__Requirement__: Scan the data beneath this task and copy each line that includes "lean".

──────

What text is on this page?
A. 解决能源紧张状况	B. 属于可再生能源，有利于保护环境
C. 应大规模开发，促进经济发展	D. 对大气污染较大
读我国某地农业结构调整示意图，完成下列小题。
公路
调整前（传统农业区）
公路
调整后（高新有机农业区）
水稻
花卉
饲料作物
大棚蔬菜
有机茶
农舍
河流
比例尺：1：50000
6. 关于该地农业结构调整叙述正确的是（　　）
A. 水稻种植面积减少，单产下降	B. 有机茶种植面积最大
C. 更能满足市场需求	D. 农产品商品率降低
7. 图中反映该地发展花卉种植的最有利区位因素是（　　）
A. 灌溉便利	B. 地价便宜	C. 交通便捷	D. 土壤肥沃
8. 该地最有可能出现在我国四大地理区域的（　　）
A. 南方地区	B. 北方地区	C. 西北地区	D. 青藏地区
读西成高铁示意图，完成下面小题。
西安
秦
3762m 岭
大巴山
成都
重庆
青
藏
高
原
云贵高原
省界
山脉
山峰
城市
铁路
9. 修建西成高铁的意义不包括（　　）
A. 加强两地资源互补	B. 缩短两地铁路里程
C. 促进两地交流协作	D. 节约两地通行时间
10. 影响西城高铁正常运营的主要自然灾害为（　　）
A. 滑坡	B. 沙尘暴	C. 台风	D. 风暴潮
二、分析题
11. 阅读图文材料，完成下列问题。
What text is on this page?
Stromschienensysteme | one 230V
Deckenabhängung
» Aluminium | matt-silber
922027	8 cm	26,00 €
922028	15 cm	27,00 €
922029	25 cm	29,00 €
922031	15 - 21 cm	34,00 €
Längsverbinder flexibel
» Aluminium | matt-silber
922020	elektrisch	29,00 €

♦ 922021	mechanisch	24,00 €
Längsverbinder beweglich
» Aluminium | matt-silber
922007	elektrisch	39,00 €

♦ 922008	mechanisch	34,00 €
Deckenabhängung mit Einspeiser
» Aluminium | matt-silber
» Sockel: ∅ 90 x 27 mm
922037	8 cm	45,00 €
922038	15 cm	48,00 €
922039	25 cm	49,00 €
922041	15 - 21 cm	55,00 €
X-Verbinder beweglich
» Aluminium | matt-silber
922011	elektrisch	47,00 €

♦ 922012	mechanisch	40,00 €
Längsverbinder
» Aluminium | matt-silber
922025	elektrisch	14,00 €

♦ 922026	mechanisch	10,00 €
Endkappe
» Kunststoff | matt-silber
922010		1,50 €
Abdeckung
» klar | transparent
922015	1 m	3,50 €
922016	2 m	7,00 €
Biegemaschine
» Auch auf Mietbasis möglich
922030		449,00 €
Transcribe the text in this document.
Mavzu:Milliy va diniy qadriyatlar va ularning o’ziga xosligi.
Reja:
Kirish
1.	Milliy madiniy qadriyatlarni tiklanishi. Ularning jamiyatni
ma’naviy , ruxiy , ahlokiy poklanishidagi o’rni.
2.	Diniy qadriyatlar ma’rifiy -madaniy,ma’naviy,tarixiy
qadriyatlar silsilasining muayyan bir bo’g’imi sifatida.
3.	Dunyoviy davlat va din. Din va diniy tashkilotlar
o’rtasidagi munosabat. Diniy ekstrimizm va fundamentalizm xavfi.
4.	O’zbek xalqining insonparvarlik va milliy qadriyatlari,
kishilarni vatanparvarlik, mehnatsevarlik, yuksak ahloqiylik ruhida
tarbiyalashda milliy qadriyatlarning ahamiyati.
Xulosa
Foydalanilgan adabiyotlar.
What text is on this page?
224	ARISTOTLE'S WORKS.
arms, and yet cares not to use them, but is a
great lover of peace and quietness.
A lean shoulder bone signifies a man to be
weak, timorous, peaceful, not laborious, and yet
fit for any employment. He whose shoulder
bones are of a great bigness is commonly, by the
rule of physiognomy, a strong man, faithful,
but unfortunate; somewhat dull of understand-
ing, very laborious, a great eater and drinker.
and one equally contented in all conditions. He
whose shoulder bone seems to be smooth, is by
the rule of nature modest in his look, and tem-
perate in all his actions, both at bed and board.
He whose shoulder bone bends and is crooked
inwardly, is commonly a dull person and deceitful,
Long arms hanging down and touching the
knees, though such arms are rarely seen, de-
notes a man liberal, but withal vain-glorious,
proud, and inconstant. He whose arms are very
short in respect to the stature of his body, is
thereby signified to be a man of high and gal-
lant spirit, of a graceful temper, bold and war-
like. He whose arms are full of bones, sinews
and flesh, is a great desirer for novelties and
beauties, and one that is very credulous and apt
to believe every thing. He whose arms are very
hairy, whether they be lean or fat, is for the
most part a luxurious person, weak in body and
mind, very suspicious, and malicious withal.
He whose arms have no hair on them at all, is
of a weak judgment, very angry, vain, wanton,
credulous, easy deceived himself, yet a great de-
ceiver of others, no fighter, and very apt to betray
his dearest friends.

──────

__The result__:
A lean shoulder bone signifies a man to be
hairy, whether they be lean or fat, is for the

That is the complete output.